>> begin

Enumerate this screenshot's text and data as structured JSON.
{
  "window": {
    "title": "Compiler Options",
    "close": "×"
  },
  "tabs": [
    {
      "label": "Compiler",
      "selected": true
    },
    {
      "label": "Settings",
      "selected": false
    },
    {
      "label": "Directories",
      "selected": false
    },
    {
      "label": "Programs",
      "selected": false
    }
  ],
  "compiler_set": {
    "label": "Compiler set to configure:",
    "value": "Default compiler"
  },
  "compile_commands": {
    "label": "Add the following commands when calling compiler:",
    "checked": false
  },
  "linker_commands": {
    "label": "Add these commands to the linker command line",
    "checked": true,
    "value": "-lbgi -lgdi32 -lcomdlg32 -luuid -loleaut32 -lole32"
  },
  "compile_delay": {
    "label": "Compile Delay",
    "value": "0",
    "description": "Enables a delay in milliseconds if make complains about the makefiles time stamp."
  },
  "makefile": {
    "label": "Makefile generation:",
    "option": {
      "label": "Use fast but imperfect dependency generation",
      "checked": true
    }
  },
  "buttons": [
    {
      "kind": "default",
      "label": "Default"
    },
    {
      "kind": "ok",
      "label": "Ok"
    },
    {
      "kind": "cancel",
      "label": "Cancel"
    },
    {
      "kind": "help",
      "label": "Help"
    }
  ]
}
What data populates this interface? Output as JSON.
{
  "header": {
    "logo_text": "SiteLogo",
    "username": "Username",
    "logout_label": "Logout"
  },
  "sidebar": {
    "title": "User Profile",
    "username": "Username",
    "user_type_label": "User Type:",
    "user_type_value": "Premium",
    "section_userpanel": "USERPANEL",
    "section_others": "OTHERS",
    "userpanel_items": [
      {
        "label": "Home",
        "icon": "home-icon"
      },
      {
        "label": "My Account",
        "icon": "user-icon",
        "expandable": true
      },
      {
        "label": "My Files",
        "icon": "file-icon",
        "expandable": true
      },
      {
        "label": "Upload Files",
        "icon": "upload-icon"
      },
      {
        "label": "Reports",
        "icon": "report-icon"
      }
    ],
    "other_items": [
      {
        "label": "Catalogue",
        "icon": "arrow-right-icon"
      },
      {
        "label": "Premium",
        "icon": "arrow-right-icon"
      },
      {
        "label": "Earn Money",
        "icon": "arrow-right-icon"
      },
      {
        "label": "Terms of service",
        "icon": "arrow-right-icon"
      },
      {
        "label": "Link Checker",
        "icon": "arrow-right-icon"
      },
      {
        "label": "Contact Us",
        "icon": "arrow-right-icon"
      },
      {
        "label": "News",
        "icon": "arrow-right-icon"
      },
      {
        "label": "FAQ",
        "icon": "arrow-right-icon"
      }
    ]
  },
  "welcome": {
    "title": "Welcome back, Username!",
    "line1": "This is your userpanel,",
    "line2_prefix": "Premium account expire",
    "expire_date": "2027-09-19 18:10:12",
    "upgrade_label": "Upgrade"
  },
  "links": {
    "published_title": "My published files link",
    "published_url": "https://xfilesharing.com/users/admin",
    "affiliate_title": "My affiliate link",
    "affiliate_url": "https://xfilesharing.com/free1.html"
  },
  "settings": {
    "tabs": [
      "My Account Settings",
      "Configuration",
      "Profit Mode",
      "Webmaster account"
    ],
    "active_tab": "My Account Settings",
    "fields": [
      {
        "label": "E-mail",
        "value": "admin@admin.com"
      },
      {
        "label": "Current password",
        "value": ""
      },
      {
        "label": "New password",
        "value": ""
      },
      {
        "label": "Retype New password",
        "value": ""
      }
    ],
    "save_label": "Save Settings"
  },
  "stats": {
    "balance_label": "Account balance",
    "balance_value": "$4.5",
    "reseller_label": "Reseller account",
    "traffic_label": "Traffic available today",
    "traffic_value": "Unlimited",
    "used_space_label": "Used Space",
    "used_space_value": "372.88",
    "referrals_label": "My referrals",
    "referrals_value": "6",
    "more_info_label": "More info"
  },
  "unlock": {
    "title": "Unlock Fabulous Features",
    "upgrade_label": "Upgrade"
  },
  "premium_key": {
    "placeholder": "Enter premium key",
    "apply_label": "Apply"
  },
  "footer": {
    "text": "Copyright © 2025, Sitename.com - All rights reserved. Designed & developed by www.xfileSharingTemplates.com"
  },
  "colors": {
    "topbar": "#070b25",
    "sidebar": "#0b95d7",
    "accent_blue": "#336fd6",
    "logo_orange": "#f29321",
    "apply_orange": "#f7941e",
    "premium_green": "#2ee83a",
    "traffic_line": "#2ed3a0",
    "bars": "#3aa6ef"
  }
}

>> end

◆ Task instructions:
Write out all the data again, exactly as it appears.

◆ Problem solution:
Enumerate this screenshot's text and data as structured JSON.
{
  "window": {
    "title": "Compiler Options",
    "close": "×"
  },
  "tabs": [
    {
      "label": "Compiler",
      "selected": true
    },
    {
      "label": "Settings",
      "selected": false
    },
    {
      "label": "Directories",
      "selected": false
    },
    {
      "label": "Programs",
      "selected": false
    }
  ],
  "compiler_set": {
    "label": "Compiler set to configure:",
    "value": "Default compiler"
  },
  "compile_commands": {
    "label": "Add the following commands when calling compiler:",
    "checked": false
  },
  "linker_commands": {
    "label": "Add these commands to the linker command line",
    "checked": true,
    "value": "-lbgi -lgdi32 -lcomdlg32 -luuid -loleaut32 -lole32"
  },
  "compile_delay": {
    "label": "Compile Delay",
    "value": "0",
    "description": "Enables a delay in milliseconds if make complains about the makefiles time stamp."
  },
  "makefile": {
    "label": "Makefile generation:",
    "option": {
      "label": "Use fast but imperfect dependency generation",
      "checked": true
    }
  },
  "buttons": [
    {
      "kind": "default",
      "label": "Default"
    },
    {
      "kind": "ok",
      "label": "Ok"
    },
    {
      "kind": "cancel",
      "label": "Cancel"
    },
    {
      "kind": "help",
      "label": "Help"
    }
  ]
}
What data populates this interface? Output as JSON.
{
  "header": {
    "logo_text": "SiteLogo",
    "username": "Username",
    "logout_label": "Logout"
  },
  "sidebar": {
    "title": "User Profile",
    "username": "Username",
    "user_type_label": "User Type:",
    "user_type_value": "Premium",
    "section_userpanel": "USERPANEL",
    "section_others": "OTHERS",
    "userpanel_items": [
      {
        "label": "Home",
        "icon": "home-icon"
      },
      {
        "label": "My Account",
        "icon": "user-icon",
        "expandable": true
      },
      {
        "label": "My Files",
        "icon": "file-icon",
        "expandable": true
      },
      {
        "label": "Upload Files",
        "icon": "upload-icon"
      },
      {
        "label": "Reports",
        "icon": "report-icon"
      }
    ],
    "other_items": [
      {
        "label": "Catalogue",
        "icon": "arrow-right-icon"
      },
      {
        "label": "Premium",
        "icon": "arrow-right-icon"
      },
      {
        "label": "Earn Money",
        "icon": "arrow-right-icon"
      },
      {
        "label": "Terms of service",
        "icon": "arrow-right-icon"
      },
      {
        "label": "Link Checker",
        "icon": "arrow-right-icon"
      },
      {
        "label": "Contact Us",
        "icon": "arrow-right-icon"
      },
      {
        "label": "News",
        "icon": "arrow-right-icon"
      },
      {
        "label": "FAQ",
        "icon": "arrow-right-icon"
      }
    ]
  },
  "welcome": {
    "title": "Welcome back, Username!",
    "line1": "This is your userpanel,",
    "line2_prefix": "Premium account expire",
    "expire_date": "2027-09-19 18:10:12",
    "upgrade_label": "Upgrade"
  },
  "links": {
    "published_title": "My published files link",
    "published_url": "https://xfilesharing.com/users/admin",
    "affiliate_title": "My affiliate link",
    "affiliate_url": "https://xfilesharing.com/free1.html"
  },
  "settings": {
    "tabs": [
      "My Account Settings",
      "Configuration",
      "Profit Mode",
      "Webmaster account"
    ],
    "active_tab": "My Account Settings",
    "fields": [
      {
        "label": "E-mail",
        "value": "admin@admin.com"
      },
      {
        "label": "Current password",
        "value": ""
      },
      {
        "label": "New password",
        "value": ""
      },
      {
        "label": "Retype New password",
        "value": ""
      }
    ],
    "save_label": "Save Settings"
  },
  "stats": {
    "balance_label": "Account balance",
    "balance_value": "$4.5",
    "reseller_label": "Reseller account",
    "traffic_label": "Traffic available today",
    "traffic_value": "Unlimited",
    "used_space_label": "Used Space",
    "used_space_value": "372.88",
    "referrals_label": "My referrals",
    "referrals_value": "6",
    "more_info_label": "More info"
  },
  "unlock": {
    "title": "Unlock Fabulous Features",
    "upgrade_label": "Upgrade"
  },
  "premium_key": {
    "placeholder": "Enter premium key",
    "apply_label": "Apply"
  },
  "footer": {
    "text": "Copyright © 2025, Sitename.com - All rights reserved. Designed & developed by www.xfileSharingTemplates.com"
  },
  "colors": {
    "topbar": "#070b25",
    "sidebar": "#0b95d7",
    "accent_blue": "#336fd6",
    "logo_orange": "#f29321",
    "apply_orange": "#f7941e",
    "premium_green": "#2ee83a",
    "traffic_line": "#2ed3a0",
    "bars": "#3aa6ef"
  }
}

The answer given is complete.